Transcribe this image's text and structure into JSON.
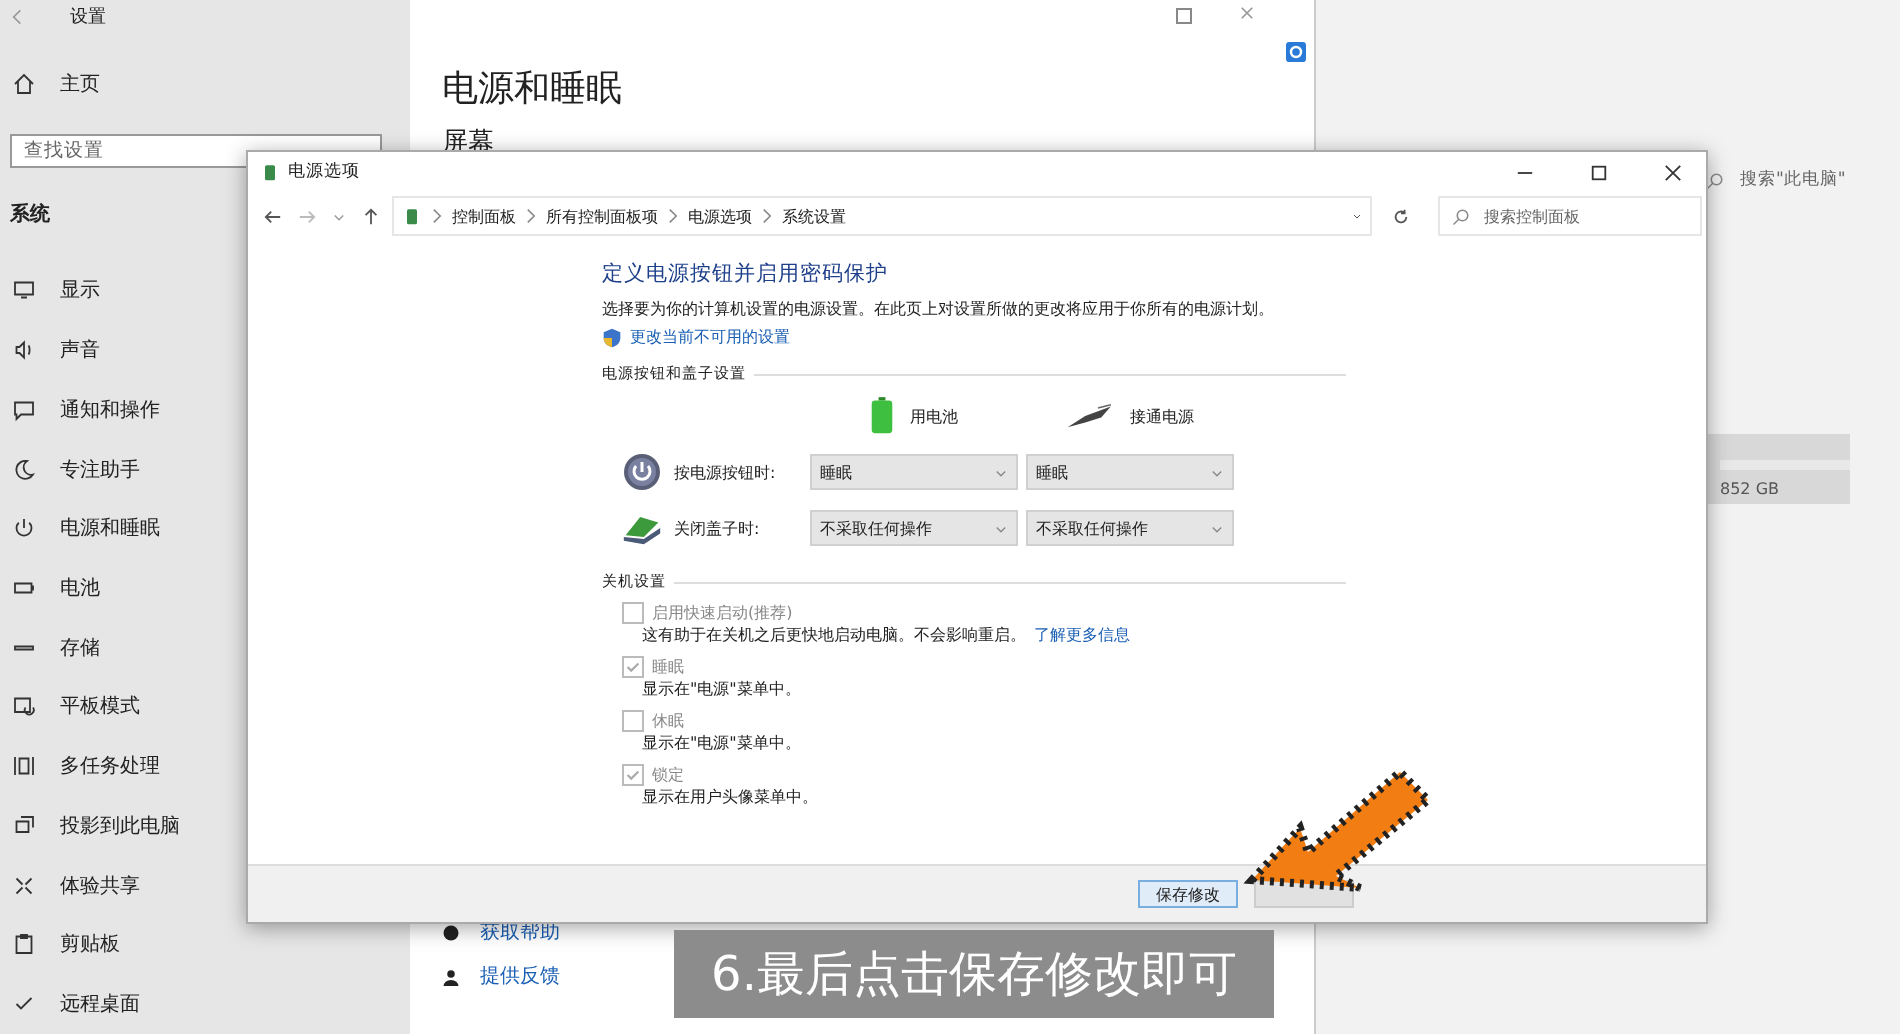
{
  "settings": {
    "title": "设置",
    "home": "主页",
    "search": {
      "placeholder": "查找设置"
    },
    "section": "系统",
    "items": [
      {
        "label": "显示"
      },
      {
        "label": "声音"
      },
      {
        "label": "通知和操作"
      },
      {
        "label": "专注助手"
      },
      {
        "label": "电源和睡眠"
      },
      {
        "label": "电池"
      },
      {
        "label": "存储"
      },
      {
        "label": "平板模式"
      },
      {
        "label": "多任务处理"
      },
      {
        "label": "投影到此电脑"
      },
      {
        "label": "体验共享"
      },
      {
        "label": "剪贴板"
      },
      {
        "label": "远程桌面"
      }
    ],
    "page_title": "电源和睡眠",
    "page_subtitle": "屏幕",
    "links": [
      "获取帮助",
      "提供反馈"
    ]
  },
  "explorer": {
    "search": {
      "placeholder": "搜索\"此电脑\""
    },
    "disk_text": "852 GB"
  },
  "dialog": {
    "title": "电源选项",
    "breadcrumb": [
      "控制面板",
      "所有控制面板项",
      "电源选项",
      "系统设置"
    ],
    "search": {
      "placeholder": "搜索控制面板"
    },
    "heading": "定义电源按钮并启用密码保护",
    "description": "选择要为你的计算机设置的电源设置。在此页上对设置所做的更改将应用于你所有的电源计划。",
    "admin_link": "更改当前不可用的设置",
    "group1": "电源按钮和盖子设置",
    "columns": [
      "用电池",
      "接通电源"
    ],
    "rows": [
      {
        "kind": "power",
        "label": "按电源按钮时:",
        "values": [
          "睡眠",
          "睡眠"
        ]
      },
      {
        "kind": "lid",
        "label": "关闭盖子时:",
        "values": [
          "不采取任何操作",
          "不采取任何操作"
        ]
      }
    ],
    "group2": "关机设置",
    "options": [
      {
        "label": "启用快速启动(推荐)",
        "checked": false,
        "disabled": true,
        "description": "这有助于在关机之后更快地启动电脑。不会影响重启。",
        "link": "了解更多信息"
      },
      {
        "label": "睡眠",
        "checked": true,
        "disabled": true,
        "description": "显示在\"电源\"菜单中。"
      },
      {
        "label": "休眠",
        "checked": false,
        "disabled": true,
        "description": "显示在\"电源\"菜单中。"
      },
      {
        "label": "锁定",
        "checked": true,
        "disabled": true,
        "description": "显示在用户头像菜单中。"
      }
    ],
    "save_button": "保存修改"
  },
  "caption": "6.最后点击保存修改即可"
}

--

• [Stated goal]: Leave the images out and output the remaining material exactly as it stands.

• [Response]:
Transcribe this image's text and structure into JSON.
{
  "settings": {
    "title": "设置",
    "home": "主页",
    "search": {
      "placeholder": "查找设置"
    },
    "section": "系统",
    "items": [
      {
        "label": "显示"
      },
      {
        "label": "声音"
      },
      {
        "label": "通知和操作"
      },
      {
        "label": "专注助手"
      },
      {
        "label": "电源和睡眠"
      },
      {
        "label": "电池"
      },
      {
        "label": "存储"
      },
      {
        "label": "平板模式"
      },
      {
        "label": "多任务处理"
      },
      {
        "label": "投影到此电脑"
      },
      {
        "label": "体验共享"
      },
      {
        "label": "剪贴板"
      },
      {
        "label": "远程桌面"
      }
    ],
    "page_title": "电源和睡眠",
    "page_subtitle": "屏幕",
    "links": [
      "获取帮助",
      "提供反馈"
    ]
  },
  "explorer": {
    "search": {
      "placeholder": "搜索\"此电脑\""
    },
    "disk_text": "852 GB"
  },
  "dialog": {
    "title": "电源选项",
    "breadcrumb": [
      "控制面板",
      "所有控制面板项",
      "电源选项",
      "系统设置"
    ],
    "search": {
      "placeholder": "搜索控制面板"
    },
    "heading": "定义电源按钮并启用密码保护",
    "description": "选择要为你的计算机设置的电源设置。在此页上对设置所做的更改将应用于你所有的电源计划。",
    "admin_link": "更改当前不可用的设置",
    "group1": "电源按钮和盖子设置",
    "columns": [
      "用电池",
      "接通电源"
    ],
    "rows": [
      {
        "kind": "power",
        "label": "按电源按钮时:",
        "values": [
          "睡眠",
          "睡眠"
        ]
      },
      {
        "kind": "lid",
        "label": "关闭盖子时:",
        "values": [
          "不采取任何操作",
          "不采取任何操作"
        ]
      }
    ],
    "group2": "关机设置",
    "options": [
      {
        "label": "启用快速启动(推荐)",
        "checked": false,
        "disabled": true,
        "description": "这有助于在关机之后更快地启动电脑。不会影响重启。",
        "link": "了解更多信息"
      },
      {
        "label": "睡眠",
        "checked": true,
        "disabled": true,
        "description": "显示在\"电源\"菜单中。"
      },
      {
        "label": "休眠",
        "checked": false,
        "disabled": true,
        "description": "显示在\"电源\"菜单中。"
      },
      {
        "label": "锁定",
        "checked": true,
        "disabled": true,
        "description": "显示在用户头像菜单中。"
      }
    ],
    "save_button": "保存修改"
  },
  "caption": "6.最后点击保存修改即可"
}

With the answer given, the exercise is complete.